▶ **Objective a**:
List the surnames that the passage on Confederation gives as the Fathers of Confederation who stand pre-eminent.

▶ **Document passage**:
As long as he lived, therefore, an impartial estimate of Macdonald's share in effecting Confederation could not be expected. After his death the glamour of his name prevented a critical survey of his achievements. Even yet it is too soon to render a final verdict. He took control of the situation at an early stage, because to frame a new constitution was a task {180} after his own heart. He managed the Quebec Conference with the arts which none of the other members possessed in equal degree. As political complications arose his remarkable astuteness soon overcame them; and he emerged from the negotiations the most conspicuous figure in a distinguished group. It is inevitable that genius for command should overshadow the merits of others. True in every line of endeavour, this is especially so in politics. With his great gifts, Macdonald preserved his ascendancy in the young nation and was the chief architect of its fortunes for many years.
To assert, however, that one person was the author of Confederation, in the sense that the others played subordinate parts and were mere satellites revolving round the sun, is to mistake the nature and history of the movement. It was a long battle against adverse influences. If left unchallenged, they forbade the idea of a Dominion stretching from sea to sea. It was not Macdonald who forced the issue to the front, who bore down stubborn opposition, and who rallied to its support the elements indispensable to success. Into the common fund contributions were made from many sources. At least eight of the Fathers of Confederation {181} must be placed in the first rank of those to whom Canada owes undying gratitude. The names of Brown, Cartier, Galt, Macdonald, Tupper, Tilley, McGee, and McDougall stand pre-eminent. All these performed services, each according to his opportunities, which history will not ignore.

▶ **Objective b**:
Reproduce the lines of the listing below verbatim, from its first line through the line containing "callout-rest: と評価 [1585,665,1804,746]".

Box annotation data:
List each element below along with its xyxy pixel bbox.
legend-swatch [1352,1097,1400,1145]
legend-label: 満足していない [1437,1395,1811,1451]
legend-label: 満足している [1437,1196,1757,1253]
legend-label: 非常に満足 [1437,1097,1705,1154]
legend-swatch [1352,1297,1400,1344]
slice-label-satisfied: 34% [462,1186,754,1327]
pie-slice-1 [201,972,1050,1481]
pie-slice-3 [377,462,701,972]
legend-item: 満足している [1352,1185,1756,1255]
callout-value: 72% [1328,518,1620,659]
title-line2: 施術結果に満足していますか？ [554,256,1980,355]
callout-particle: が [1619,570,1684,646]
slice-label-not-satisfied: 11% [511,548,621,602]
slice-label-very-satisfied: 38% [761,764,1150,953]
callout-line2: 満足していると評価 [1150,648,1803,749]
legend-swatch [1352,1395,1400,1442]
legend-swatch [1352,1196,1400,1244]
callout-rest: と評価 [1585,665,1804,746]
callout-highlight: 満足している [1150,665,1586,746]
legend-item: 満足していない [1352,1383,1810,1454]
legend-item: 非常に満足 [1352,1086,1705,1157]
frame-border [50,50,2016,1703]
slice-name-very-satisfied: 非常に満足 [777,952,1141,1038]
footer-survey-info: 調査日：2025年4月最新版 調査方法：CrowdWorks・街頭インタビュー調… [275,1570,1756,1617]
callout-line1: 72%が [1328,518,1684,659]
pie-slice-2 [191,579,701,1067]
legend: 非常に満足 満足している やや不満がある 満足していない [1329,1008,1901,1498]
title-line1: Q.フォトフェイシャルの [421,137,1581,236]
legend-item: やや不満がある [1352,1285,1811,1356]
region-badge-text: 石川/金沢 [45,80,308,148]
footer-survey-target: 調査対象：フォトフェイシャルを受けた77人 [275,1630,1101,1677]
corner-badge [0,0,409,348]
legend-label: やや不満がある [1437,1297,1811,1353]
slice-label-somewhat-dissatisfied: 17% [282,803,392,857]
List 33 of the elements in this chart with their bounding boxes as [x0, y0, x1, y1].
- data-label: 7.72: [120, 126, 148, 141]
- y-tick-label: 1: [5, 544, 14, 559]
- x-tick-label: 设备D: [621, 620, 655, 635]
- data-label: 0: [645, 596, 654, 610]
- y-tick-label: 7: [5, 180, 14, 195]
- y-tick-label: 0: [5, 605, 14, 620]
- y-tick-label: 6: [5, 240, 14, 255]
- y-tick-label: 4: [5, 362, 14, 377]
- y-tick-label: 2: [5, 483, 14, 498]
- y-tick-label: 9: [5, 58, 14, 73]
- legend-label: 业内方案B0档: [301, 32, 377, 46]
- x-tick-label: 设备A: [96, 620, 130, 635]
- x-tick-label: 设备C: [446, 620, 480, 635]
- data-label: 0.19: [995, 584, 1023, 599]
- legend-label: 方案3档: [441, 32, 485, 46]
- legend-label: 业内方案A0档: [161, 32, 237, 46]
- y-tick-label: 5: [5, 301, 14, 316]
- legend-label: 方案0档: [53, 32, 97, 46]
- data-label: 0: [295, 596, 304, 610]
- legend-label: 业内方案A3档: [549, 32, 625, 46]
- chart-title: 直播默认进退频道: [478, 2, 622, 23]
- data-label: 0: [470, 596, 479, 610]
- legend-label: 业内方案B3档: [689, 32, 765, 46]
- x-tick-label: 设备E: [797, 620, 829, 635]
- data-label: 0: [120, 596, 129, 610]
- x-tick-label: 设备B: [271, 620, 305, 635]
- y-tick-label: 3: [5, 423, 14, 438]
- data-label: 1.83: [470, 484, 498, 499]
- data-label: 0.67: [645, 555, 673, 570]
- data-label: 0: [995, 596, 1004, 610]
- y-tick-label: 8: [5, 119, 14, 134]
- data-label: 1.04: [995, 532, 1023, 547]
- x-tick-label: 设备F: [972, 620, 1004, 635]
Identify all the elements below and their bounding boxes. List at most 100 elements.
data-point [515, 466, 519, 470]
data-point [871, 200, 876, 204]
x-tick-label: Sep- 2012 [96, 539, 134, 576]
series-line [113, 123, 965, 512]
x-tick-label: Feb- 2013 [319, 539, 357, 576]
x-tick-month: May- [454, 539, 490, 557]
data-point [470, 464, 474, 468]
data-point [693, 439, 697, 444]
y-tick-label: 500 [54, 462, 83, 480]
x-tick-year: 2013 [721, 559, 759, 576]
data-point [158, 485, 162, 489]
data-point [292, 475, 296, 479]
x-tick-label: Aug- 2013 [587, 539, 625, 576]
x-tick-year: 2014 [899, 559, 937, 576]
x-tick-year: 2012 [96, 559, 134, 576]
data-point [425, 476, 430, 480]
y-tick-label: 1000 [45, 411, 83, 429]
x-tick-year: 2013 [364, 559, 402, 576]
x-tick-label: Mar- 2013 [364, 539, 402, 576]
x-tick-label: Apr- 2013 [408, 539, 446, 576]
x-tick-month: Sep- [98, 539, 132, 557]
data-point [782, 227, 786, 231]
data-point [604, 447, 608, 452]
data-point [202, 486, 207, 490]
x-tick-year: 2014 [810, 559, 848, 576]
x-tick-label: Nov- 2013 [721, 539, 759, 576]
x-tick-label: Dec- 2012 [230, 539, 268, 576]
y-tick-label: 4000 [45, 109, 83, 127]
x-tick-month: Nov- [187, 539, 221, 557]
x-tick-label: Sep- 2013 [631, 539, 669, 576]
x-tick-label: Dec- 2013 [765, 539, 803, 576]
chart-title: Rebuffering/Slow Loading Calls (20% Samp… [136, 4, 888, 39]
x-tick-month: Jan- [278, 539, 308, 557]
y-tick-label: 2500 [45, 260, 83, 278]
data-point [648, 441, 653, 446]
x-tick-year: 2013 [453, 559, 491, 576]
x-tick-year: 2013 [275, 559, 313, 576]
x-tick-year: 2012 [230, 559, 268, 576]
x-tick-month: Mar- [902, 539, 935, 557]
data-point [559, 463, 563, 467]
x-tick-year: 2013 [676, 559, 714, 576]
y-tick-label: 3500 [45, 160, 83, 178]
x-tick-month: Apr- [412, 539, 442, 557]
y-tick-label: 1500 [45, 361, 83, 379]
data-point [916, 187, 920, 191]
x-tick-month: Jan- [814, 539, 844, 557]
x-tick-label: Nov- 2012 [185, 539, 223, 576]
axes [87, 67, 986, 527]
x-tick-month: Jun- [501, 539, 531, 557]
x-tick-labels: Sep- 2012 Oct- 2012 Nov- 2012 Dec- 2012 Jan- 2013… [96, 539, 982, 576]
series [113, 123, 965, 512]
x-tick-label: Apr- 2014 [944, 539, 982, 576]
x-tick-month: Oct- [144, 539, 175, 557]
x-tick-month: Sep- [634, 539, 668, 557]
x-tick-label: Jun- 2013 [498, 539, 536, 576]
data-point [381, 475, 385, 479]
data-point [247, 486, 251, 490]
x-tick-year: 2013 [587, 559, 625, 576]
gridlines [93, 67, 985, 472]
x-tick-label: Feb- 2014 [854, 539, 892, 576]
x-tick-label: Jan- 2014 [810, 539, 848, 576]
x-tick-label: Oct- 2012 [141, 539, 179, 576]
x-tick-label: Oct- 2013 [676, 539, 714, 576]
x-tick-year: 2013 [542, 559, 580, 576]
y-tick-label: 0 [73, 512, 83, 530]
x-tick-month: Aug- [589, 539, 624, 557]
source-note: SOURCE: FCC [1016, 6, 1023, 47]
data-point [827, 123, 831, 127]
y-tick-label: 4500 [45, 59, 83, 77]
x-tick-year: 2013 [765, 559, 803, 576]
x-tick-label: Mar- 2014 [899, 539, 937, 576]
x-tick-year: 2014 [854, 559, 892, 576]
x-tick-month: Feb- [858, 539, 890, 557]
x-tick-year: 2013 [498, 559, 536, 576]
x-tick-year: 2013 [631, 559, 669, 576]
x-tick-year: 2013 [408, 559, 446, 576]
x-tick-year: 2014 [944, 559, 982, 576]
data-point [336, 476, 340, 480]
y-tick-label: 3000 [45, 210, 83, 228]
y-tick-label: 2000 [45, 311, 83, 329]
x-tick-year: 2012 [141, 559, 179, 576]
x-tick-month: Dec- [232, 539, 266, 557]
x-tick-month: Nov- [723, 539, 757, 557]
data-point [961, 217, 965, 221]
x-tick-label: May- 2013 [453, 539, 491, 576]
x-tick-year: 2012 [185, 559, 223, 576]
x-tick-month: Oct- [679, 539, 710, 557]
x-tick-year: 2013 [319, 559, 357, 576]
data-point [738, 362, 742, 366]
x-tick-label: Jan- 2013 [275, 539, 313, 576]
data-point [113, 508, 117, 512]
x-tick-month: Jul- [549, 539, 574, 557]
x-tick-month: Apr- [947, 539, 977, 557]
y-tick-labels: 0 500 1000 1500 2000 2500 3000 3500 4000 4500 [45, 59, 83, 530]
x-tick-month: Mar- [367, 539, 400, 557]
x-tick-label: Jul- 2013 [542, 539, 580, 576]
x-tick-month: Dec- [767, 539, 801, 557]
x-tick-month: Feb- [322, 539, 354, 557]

▶ **Task response a**:
Brown, Cartier, Galt, Macdonald, Tupper, Tilley, McGee, McDougall

▶ **Task response b**:
List each element below along with its xyxy pixel bbox.
legend-swatch [1352,1097,1400,1145]
legend-label: 満足していない [1437,1395,1811,1451]
legend-label: 満足している [1437,1196,1757,1253]
legend-label: 非常に満足 [1437,1097,1705,1154]
legend-swatch [1352,1297,1400,1344]
slice-label-satisfied: 34% [462,1186,754,1327]
pie-slice-1 [201,972,1050,1481]
pie-slice-3 [377,462,701,972]
legend-item: 満足している [1352,1185,1756,1255]
callout-value: 72% [1328,518,1620,659]
title-line2: 施術結果に満足していますか？ [554,256,1980,355]
callout-particle: が [1619,570,1684,646]
slice-label-not-satisfied: 11% [511,548,621,602]
slice-label-very-satisfied: 38% [761,764,1150,953]
callout-line2: 満足していると評価 [1150,648,1803,749]
legend-swatch [1352,1395,1400,1442]
legend-swatch [1352,1196,1400,1244]
callout-rest: と評価 [1585,665,1804,746]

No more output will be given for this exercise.